- WHAT NEEDS TO BE DONE
Only the lines holding the string "party" are needed. Copy each one.

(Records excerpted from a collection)
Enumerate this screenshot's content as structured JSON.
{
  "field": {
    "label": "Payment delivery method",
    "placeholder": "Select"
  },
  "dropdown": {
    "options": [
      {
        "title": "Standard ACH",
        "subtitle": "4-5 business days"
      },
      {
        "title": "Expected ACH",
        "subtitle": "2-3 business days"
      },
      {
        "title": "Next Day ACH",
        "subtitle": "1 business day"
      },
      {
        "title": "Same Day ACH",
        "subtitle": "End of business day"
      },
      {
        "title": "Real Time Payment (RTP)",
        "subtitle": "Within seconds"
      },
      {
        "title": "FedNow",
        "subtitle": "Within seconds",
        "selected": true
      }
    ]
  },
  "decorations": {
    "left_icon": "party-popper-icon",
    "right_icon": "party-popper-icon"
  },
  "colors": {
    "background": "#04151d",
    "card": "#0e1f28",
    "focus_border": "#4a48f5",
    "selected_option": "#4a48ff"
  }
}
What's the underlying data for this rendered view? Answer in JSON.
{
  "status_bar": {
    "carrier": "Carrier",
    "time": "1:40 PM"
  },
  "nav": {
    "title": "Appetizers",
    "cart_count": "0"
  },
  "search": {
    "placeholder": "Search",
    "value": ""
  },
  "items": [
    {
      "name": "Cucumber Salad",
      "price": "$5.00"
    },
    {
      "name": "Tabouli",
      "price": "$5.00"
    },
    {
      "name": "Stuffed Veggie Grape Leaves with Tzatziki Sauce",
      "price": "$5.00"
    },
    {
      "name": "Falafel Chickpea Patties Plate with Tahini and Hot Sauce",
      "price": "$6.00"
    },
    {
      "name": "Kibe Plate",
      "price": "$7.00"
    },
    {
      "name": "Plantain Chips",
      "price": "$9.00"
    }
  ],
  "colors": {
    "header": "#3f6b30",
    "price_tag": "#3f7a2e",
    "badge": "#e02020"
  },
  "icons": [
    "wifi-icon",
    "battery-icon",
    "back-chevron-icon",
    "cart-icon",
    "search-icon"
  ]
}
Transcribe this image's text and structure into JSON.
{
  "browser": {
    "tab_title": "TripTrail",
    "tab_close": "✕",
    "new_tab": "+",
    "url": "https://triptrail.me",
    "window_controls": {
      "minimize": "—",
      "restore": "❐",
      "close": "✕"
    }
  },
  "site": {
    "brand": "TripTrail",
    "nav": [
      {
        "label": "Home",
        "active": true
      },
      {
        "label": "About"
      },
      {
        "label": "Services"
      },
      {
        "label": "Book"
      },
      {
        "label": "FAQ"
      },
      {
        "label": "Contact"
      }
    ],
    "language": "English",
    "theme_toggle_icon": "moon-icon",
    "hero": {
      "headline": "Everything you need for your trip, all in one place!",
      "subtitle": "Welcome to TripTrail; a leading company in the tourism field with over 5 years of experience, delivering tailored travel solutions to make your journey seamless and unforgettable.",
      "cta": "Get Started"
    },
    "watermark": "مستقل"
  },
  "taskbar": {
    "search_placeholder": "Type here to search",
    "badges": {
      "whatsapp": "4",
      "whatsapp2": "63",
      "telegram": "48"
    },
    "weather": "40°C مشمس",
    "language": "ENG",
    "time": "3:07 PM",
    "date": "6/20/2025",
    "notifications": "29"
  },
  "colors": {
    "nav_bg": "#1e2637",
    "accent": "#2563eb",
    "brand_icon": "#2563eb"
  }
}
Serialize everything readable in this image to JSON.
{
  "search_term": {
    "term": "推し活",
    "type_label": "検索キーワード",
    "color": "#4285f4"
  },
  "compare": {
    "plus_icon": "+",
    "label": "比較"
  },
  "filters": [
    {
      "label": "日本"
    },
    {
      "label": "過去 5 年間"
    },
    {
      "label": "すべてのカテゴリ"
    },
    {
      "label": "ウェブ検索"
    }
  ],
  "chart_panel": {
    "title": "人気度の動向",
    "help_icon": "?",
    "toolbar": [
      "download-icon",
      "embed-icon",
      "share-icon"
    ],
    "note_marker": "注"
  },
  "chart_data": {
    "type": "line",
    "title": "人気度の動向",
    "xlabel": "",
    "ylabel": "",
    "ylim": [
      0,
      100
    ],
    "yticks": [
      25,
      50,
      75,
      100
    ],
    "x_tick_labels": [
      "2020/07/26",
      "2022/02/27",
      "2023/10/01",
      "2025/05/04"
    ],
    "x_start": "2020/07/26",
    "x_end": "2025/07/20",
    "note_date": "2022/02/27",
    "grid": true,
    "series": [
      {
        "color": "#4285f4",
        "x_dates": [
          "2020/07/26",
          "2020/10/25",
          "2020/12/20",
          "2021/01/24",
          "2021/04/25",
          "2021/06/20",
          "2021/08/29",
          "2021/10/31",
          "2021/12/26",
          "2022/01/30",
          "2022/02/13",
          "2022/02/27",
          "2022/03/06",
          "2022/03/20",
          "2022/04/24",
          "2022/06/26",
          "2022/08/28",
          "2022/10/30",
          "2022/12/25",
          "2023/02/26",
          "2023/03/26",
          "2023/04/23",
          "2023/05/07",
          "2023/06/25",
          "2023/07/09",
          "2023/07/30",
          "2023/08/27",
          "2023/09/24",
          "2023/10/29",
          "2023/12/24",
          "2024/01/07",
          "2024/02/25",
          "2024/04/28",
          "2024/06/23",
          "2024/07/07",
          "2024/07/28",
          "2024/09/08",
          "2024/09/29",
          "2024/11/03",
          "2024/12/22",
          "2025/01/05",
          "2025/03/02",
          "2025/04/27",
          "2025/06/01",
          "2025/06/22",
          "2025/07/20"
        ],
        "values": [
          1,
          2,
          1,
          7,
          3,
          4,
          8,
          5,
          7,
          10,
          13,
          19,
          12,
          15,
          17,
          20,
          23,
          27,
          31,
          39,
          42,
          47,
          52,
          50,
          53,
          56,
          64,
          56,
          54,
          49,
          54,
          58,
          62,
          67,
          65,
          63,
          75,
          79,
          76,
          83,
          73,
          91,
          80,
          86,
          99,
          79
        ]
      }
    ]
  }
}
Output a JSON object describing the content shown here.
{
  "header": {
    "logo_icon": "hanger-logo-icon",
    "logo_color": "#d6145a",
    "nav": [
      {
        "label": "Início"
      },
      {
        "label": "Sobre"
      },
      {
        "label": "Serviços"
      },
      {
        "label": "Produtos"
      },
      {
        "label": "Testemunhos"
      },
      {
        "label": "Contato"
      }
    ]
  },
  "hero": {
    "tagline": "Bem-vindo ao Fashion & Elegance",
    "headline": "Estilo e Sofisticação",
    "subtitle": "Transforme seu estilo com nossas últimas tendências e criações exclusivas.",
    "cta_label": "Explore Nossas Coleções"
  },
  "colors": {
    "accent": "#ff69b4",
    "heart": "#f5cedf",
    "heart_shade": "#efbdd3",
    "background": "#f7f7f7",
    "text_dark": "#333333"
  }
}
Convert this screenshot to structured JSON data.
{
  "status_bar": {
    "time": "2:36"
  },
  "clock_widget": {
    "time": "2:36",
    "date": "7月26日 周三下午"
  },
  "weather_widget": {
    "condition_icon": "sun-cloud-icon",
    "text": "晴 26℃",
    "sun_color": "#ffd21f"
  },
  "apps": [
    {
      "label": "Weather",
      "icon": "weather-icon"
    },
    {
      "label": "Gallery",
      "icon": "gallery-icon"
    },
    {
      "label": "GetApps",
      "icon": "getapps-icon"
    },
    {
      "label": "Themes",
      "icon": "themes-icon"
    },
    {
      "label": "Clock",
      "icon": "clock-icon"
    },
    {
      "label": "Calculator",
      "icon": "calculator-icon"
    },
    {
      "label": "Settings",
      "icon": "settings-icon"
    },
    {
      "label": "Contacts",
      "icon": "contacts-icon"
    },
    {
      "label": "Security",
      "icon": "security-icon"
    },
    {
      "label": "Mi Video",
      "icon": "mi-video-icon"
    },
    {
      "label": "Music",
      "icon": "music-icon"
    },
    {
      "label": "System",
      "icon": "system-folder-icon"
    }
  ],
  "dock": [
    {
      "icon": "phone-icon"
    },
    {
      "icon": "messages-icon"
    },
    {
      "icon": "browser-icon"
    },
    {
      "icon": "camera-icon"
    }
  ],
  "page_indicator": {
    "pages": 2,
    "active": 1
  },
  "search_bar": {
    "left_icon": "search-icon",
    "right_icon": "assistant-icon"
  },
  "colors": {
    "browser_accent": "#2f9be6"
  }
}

- TASK RESULT
    "left_icon": "party-popper-icon",
    "right_icon": "party-popper-icon"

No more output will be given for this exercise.